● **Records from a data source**
★ ★ ★ ★

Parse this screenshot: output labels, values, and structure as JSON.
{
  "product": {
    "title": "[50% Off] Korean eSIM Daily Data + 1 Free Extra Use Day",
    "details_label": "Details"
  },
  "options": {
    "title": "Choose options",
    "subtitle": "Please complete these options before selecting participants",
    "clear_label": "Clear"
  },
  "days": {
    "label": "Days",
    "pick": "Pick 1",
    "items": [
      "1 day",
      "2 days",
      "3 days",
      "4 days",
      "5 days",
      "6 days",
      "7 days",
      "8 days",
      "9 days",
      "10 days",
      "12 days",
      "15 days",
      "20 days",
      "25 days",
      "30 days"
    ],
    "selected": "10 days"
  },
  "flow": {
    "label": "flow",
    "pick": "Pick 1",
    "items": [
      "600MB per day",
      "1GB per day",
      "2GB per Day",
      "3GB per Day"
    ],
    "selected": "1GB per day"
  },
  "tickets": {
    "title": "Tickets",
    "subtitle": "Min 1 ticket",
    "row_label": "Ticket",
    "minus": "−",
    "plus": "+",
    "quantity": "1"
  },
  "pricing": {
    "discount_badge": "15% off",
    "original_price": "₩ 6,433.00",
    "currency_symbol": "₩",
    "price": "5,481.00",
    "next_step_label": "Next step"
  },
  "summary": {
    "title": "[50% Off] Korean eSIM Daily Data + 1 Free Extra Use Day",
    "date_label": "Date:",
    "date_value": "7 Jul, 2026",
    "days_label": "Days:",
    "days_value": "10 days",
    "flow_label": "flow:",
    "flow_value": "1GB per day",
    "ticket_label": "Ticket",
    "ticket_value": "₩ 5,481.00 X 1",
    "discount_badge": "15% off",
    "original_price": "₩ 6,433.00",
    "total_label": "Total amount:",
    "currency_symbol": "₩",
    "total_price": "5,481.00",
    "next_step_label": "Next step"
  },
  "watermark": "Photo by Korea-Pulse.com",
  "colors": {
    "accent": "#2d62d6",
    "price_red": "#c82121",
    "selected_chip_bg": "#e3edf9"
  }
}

★ ★ ★ ★

● **Brief**
Repeat the data above exactly.

● **Solution to the exercise**
Parse this screenshot: output labels, values, and structure as JSON.
{
  "product": {
    "title": "[50% Off] Korean eSIM Daily Data + 1 Free Extra Use Day",
    "details_label": "Details"
  },
  "options": {
    "title": "Choose options",
    "subtitle": "Please complete these options before selecting participants",
    "clear_label": "Clear"
  },
  "days": {
    "label": "Days",
    "pick": "Pick 1",
    "items": [
      "1 day",
      "2 days",
      "3 days",
      "4 days",
      "5 days",
      "6 days",
      "7 days",
      "8 days",
      "9 days",
      "10 days",
      "12 days",
      "15 days",
      "20 days",
      "25 days",
      "30 days"
    ],
    "selected": "10 days"
  },
  "flow": {
    "label": "flow",
    "pick": "Pick 1",
    "items": [
      "600MB per day",
      "1GB per day",
      "2GB per Day",
      "3GB per Day"
    ],
    "selected": "1GB per day"
  },
  "tickets": {
    "title": "Tickets",
    "subtitle": "Min 1 ticket",
    "row_label": "Ticket",
    "minus": "−",
    "plus": "+",
    "quantity": "1"
  },
  "pricing": {
    "discount_badge": "15% off",
    "original_price": "₩ 6,433.00",
    "currency_symbol": "₩",
    "price": "5,481.00",
    "next_step_label": "Next step"
  },
  "summary": {
    "title": "[50% Off] Korean eSIM Daily Data + 1 Free Extra Use Day",
    "date_label": "Date:",
    "date_value": "7 Jul, 2026",
    "days_label": "Days:",
    "days_value": "10 days",
    "flow_label": "flow:",
    "flow_value": "1GB per day",
    "ticket_label": "Ticket",
    "ticket_value": "₩ 5,481.00 X 1",
    "discount_badge": "15% off",
    "original_price": "₩ 6,433.00",
    "total_label": "Total amount:",
    "currency_symbol": "₩",
    "total_price": "5,481.00",
    "next_step_label": "Next step"
  },
  "watermark": "Photo by Korea-Pulse.com",
  "colors": {
    "accent": "#2d62d6",
    "price_red": "#c82121",
    "selected_chip_bg": "#e3edf9"
  }
}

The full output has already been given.